## Direction
Each line from the line holding "Transcribe the text in this document." through the last line should be written out exactly, with nothing else and no images.

Stored records
START

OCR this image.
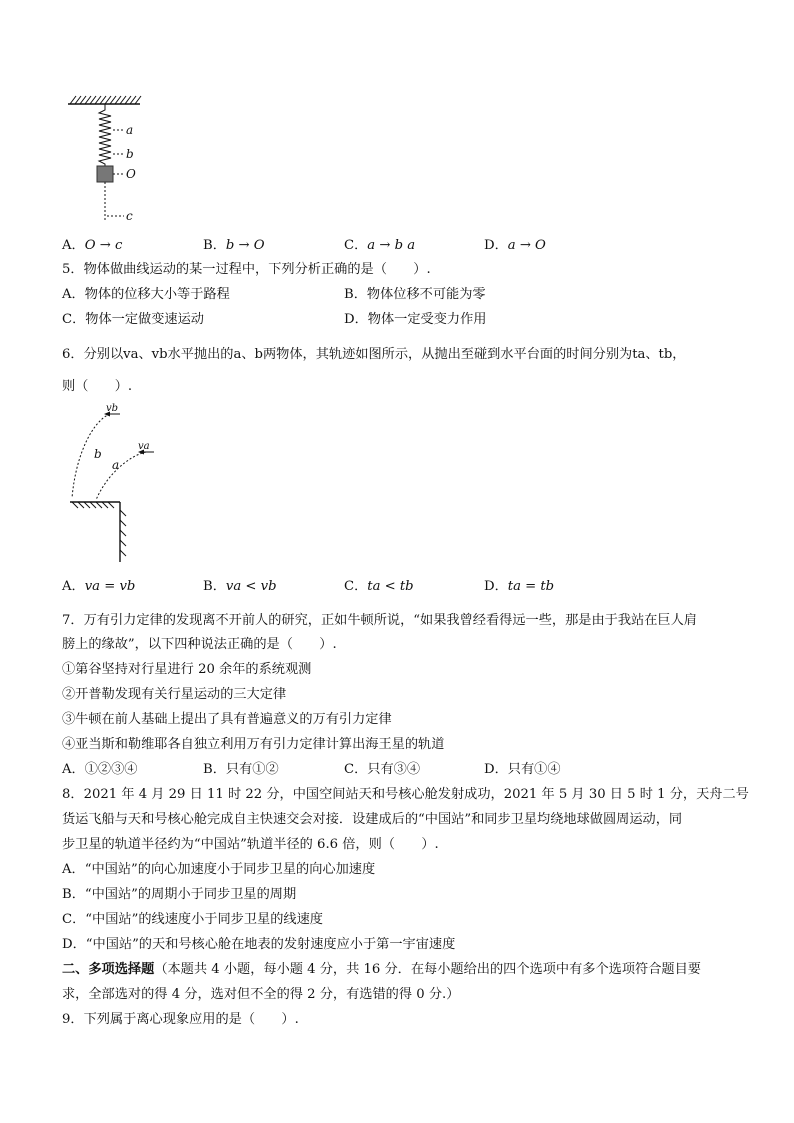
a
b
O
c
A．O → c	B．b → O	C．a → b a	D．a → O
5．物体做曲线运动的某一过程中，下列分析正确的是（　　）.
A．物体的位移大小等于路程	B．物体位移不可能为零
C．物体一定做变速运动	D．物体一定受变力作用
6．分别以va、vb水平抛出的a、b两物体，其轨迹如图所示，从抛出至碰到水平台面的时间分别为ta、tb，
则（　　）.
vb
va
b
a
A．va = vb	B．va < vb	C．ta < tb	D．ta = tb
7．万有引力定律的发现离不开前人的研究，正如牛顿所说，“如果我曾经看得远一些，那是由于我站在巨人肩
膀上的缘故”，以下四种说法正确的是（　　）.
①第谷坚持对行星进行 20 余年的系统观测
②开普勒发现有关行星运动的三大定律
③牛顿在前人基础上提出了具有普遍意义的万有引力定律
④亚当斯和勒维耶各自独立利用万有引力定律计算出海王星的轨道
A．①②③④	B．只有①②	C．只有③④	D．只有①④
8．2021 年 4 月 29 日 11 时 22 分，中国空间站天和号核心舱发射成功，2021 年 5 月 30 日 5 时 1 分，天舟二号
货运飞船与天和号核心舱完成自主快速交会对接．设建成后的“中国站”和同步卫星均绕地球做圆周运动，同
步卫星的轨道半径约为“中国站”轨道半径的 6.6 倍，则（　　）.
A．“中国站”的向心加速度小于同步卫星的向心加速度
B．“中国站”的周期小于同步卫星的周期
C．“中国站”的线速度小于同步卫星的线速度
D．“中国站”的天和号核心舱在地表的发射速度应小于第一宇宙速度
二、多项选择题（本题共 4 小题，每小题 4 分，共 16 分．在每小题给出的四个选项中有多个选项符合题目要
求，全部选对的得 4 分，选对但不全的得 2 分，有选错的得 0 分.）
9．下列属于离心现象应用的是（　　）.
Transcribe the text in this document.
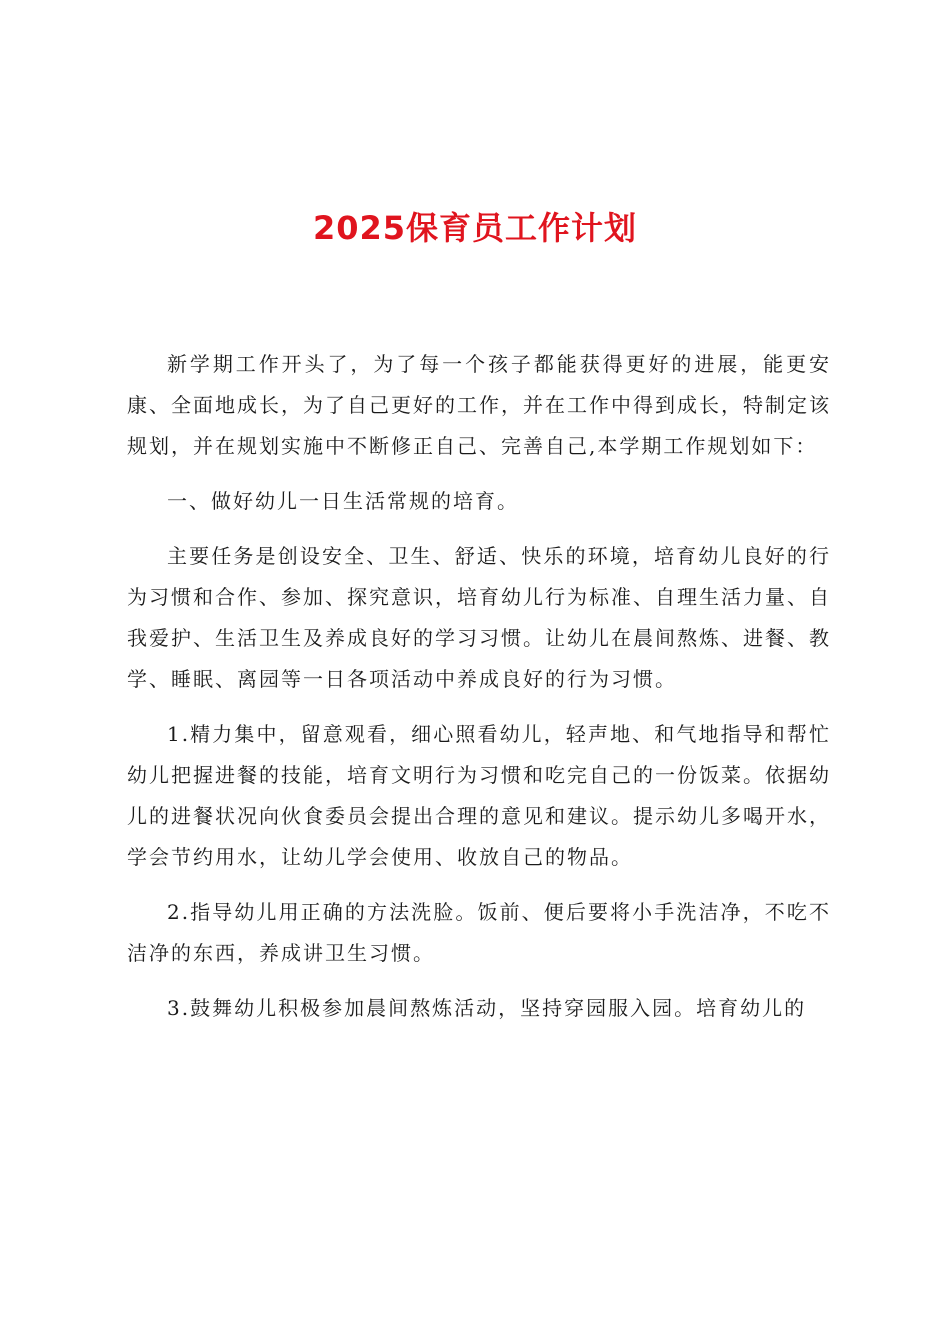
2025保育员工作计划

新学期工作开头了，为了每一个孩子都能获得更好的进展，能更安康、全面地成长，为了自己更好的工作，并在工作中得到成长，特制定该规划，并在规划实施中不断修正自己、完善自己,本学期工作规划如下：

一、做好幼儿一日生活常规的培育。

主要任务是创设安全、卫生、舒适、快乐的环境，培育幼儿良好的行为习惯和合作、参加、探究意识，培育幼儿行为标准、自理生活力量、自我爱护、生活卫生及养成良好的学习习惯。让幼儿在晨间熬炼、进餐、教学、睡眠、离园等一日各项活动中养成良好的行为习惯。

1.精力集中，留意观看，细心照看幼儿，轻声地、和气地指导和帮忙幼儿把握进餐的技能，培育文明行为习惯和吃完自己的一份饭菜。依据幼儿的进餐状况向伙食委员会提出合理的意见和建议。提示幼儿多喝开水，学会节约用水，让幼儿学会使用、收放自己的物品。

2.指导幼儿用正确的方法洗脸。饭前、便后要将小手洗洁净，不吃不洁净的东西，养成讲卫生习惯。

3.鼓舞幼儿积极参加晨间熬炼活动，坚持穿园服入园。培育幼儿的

END

## Complete response
Transcribe the text in this document.
2025保育员工作计划

新学期工作开头了，为了每一个孩子都能获得更好的进展，能更安康、全面地成长，为了自己更好的工作，并在工作中得到成长，特制定该规划，并在规划实施中不断修正自己、完善自己,本学期工作规划如下：

一、做好幼儿一日生活常规的培育。

主要任务是创设安全、卫生、舒适、快乐的环境，培育幼儿良好的行为习惯和合作、参加、探究意识，培育幼儿行为标准、自理生活力量、自我爱护、生活卫生及养成良好的学习习惯。让幼儿在晨间熬炼、进餐、教学、睡眠、离园等一日各项活动中养成良好的行为习惯。

1.精力集中，留意观看，细心照看幼儿，轻声地、和气地指导和帮忙幼儿把握进餐的技能，培育文明行为习惯和吃完自己的一份饭菜。依据幼儿的进餐状况向伙食委员会提出合理的意见和建议。提示幼儿多喝开水，学会节约用水，让幼儿学会使用、收放自己的物品。

2.指导幼儿用正确的方法洗脸。饭前、便后要将小手洗洁净，不吃不洁净的东西，养成讲卫生习惯。

3.鼓舞幼儿积极参加晨间熬炼活动，坚持穿园服入园。培育幼儿的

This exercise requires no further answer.